● WHAT THE TASK REQUIRES
Copy out the line containing "Give me the" and each line after it, through the last one in the material, exactly as written.

● MATERIAL FOR THE TASK
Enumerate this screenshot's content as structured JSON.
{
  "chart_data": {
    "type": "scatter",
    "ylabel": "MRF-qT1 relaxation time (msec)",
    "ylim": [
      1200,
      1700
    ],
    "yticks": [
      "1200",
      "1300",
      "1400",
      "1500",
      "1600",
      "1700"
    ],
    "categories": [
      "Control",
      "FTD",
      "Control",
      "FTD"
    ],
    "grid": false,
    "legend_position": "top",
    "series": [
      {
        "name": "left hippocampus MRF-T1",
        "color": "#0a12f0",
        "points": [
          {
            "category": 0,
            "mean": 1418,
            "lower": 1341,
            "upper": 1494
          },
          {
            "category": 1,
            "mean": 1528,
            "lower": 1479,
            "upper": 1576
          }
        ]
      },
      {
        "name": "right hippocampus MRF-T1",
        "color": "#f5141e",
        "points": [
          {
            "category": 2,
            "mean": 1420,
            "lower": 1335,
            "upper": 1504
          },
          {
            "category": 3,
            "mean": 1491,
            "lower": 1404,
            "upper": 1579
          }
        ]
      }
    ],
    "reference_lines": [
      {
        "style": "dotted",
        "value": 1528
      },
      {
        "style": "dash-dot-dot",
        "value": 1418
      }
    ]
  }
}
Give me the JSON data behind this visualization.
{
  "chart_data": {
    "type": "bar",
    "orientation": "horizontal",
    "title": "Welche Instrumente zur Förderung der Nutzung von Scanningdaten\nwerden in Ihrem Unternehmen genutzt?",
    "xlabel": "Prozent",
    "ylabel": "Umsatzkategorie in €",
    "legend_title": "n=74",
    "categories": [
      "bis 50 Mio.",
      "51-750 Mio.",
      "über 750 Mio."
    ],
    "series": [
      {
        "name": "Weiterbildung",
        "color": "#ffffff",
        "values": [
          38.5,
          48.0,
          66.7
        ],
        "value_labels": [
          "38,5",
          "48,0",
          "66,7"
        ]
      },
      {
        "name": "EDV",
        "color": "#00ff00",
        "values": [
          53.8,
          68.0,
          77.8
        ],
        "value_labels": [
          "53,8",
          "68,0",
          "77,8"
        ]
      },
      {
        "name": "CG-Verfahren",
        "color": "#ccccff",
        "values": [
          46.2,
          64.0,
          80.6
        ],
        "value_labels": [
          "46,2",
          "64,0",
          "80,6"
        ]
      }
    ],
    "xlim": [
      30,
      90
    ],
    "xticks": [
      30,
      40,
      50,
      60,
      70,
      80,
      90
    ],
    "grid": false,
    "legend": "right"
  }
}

● EXERCISE RESULT
Give me the JSON data behind this visualization.
{
  "chart_data": {
    "type": "bar",
    "orientation": "horizontal",
    "title": "Welche Instrumente zur Förderung der Nutzung von Scanningdaten\nwerden in Ihrem Unternehmen genutzt?",
    "xlabel": "Prozent",
    "ylabel": "Umsatzkategorie in €",
    "legend_title": "n=74",
    "categories": [
      "bis 50 Mio.",
      "51-750 Mio.",
      "über 750 Mio."
    ],
    "series": [
      {
        "name": "Weiterbildung",
        "color": "#ffffff",
        "values": [
          38.5,
          48.0,
          66.7
        ],
        "value_labels": [
          "38,5",
          "48,0",
          "66,7"
        ]
      },
      {
        "name": "EDV",
        "color": "#00ff00",
        "values": [
          53.8,
          68.0,
          77.8
        ],
        "value_labels": [
          "53,8",
          "68,0",
          "77,8"
        ]
      },
      {
        "name": "CG-Verfahren",
        "color": "#ccccff",
        "values": [
          46.2,
          64.0,
          80.6
        ],
        "value_labels": [
          "46,2",
          "64,0",
          "80,6"
        ]
      }
    ],
    "xlim": [
      30,
      90
    ],
    "xticks": [
      30,
      40,
      50,
      60,
      70,
      80,
      90
    ],
    "grid": false,
    "legend": "right"
  }
}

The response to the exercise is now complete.